- [Given instruction]
Quote, word for word, every line starting at the line that contains "Parse this screenshot: output" and ending with the last line of the records; include both of these lines and no others.

(Dataset records)

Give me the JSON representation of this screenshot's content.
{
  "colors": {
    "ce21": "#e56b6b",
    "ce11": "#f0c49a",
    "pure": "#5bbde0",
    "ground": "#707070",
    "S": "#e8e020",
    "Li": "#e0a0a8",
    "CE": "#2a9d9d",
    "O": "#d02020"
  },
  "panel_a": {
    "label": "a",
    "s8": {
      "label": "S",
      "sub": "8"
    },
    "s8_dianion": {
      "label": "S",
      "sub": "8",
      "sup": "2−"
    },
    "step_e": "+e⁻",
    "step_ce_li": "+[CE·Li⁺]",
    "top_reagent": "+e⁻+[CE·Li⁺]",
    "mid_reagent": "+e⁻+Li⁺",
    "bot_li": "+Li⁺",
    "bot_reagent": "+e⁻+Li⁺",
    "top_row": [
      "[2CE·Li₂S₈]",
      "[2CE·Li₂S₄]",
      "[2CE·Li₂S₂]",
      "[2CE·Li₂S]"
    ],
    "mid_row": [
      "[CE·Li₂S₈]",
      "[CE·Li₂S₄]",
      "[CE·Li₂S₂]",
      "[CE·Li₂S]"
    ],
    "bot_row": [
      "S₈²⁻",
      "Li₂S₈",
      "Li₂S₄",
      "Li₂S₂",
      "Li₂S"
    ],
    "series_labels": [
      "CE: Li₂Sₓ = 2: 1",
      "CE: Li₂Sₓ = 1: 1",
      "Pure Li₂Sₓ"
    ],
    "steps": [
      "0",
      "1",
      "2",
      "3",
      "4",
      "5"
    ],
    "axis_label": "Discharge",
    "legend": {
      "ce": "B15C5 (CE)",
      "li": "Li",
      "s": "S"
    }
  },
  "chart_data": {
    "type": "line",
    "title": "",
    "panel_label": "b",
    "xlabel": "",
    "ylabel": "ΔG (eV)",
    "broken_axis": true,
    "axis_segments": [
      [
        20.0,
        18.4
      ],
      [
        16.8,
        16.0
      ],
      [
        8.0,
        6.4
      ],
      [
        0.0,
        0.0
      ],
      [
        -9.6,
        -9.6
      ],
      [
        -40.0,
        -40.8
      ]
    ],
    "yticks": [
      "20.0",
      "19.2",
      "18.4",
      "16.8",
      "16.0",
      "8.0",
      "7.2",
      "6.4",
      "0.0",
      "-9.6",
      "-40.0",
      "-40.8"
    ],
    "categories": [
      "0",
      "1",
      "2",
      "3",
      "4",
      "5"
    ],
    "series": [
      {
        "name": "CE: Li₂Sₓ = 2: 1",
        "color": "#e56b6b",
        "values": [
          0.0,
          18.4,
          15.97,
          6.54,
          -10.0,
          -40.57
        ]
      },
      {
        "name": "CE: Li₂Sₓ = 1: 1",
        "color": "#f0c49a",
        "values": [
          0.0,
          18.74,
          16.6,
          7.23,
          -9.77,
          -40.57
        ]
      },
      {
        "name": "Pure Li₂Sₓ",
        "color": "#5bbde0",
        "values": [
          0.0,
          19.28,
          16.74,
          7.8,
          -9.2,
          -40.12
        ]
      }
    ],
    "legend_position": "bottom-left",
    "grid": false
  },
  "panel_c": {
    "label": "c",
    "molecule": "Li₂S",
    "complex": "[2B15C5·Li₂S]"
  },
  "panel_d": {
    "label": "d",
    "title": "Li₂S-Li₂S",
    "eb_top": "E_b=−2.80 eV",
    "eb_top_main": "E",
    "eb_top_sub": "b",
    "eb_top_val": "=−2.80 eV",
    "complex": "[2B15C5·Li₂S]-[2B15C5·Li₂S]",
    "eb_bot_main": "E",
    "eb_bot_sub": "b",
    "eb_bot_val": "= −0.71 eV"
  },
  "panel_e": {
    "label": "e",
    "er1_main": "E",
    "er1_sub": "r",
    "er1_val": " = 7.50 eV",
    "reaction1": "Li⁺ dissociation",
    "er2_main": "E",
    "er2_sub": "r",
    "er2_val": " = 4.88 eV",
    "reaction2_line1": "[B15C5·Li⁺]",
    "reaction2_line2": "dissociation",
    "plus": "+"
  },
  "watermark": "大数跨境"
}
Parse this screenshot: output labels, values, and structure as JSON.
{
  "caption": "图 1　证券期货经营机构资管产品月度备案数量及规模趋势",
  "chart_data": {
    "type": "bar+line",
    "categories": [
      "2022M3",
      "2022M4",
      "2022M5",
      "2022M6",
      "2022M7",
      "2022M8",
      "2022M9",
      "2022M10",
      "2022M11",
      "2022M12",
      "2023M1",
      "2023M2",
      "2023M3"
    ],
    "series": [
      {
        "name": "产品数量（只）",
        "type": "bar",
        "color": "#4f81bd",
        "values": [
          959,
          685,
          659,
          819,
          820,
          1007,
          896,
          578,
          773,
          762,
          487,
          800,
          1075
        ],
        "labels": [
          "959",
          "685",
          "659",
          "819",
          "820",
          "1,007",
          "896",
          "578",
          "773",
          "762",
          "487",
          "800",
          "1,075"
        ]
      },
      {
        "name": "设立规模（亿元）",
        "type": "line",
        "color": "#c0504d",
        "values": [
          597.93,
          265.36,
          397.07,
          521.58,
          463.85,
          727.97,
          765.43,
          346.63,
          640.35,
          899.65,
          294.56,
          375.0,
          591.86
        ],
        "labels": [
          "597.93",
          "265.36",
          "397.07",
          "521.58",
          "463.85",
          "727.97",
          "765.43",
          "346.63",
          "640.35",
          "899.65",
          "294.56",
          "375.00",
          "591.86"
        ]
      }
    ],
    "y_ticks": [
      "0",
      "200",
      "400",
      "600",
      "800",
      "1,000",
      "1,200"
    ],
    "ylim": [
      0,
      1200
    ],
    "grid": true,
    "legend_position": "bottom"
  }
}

- [Reply]
Parse this screenshot: output labels, values, and structure as JSON.
{
  "caption": "图 1　证券期货经营机构资管产品月度备案数量及规模趋势",
  "chart_data": {
    "type": "bar+line",
    "categories": [
      "2022M3",
      "2022M4",
      "2022M5",
      "2022M6",
      "2022M7",
      "2022M8",
      "2022M9",
      "2022M10",
      "2022M11",
      "2022M12",
      "2023M1",
      "2023M2",
      "2023M3"
    ],
    "series": [
      {
        "name": "产品数量（只）",
        "type": "bar",
        "color": "#4f81bd",
        "values": [
          959,
          685,
          659,
          819,
          820,
          1007,
          896,
          578,
          773,
          762,
          487,
          800,
          1075
        ],
        "labels": [
          "959",
          "685",
          "659",
          "819",
          "820",
          "1,007",
          "896",
          "578",
          "773",
          "762",
          "487",
          "800",
          "1,075"
        ]
      },
      {
        "name": "设立规模（亿元）",
        "type": "line",
        "color": "#c0504d",
        "values": [
          597.93,
          265.36,
          397.07,
          521.58,
          463.85,
          727.97,
          765.43,
          346.63,
          640.35,
          899.65,
          294.56,
          375.0,
          591.86
        ],
        "labels": [
          "597.93",
          "265.36",
          "397.07",
          "521.58",
          "463.85",
          "727.97",
          "765.43",
          "346.63",
          "640.35",
          "899.65",
          "294.56",
          "375.00",
          "591.86"
        ]
      }
    ],
    "y_ticks": [
      "0",
      "200",
      "400",
      "600",
      "800",
      "1,000",
      "1,200"
    ],
    "ylim": [
      0,
      1200
    ],
    "grid": true,
    "legend_position": "bottom"
  }
}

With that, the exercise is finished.